## [MATERIALS PROVIDED]

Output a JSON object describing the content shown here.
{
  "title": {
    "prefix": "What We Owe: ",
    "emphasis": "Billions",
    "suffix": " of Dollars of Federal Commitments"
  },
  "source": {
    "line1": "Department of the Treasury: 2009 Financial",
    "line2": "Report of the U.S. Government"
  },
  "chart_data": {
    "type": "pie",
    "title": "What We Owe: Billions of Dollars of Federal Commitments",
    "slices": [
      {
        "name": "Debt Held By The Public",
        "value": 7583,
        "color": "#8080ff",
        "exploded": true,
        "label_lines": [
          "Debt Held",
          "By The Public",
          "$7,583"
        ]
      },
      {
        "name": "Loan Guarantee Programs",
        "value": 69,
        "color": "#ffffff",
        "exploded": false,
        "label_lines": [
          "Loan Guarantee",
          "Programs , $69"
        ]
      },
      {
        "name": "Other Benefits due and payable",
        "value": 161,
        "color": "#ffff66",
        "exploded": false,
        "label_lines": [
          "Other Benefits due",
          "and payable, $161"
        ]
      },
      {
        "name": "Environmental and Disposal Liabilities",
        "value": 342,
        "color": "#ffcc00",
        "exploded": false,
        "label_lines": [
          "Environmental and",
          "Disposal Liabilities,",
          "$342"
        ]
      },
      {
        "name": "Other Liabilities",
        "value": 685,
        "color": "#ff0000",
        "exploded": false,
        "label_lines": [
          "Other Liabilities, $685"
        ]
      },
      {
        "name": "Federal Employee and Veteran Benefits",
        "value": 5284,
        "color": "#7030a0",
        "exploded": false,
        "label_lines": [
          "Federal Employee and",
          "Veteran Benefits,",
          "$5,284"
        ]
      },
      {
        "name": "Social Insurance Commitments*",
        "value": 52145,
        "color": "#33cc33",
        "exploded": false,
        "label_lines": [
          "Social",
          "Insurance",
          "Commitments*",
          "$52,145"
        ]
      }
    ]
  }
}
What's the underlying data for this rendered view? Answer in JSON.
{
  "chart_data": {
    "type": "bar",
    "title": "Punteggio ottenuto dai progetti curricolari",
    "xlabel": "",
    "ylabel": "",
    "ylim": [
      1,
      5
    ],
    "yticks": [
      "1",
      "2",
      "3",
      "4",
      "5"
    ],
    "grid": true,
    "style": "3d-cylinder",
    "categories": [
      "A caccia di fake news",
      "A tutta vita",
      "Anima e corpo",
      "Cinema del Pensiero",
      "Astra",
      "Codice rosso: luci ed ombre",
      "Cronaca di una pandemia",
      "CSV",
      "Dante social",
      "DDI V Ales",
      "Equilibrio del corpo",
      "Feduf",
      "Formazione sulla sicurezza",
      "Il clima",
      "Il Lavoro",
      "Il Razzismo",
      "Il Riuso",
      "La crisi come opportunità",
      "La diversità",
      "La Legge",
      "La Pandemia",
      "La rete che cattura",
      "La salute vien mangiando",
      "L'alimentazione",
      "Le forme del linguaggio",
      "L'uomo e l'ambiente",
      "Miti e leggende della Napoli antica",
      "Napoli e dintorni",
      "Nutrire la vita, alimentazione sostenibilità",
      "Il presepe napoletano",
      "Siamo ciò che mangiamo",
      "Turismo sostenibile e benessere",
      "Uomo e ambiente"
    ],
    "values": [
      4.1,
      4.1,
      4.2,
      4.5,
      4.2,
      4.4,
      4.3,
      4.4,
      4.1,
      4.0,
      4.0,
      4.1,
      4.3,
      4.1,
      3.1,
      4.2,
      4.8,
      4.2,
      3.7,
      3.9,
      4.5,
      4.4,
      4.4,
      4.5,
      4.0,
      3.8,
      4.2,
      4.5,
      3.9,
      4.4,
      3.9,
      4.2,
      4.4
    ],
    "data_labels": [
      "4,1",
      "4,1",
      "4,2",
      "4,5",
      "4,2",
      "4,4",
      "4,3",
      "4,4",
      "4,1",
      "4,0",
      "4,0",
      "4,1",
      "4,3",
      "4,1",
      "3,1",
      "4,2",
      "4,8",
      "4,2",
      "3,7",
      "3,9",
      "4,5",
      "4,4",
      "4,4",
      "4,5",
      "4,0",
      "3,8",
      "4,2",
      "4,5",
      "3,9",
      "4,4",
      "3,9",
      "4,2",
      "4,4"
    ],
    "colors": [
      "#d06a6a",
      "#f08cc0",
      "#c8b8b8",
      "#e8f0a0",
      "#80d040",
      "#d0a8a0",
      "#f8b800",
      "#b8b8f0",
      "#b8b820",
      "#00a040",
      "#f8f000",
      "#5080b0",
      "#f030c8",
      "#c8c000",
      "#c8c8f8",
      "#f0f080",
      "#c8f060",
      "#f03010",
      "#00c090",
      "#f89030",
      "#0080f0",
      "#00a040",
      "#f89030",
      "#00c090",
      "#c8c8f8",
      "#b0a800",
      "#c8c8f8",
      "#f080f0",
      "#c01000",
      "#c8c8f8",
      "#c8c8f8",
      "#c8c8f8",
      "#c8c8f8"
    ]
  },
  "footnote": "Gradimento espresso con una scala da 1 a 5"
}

## [STATED PROBLEM]
Report the number of lines that contain "What", with no other words.

## [ANSWER TO THE EXERCISE]
3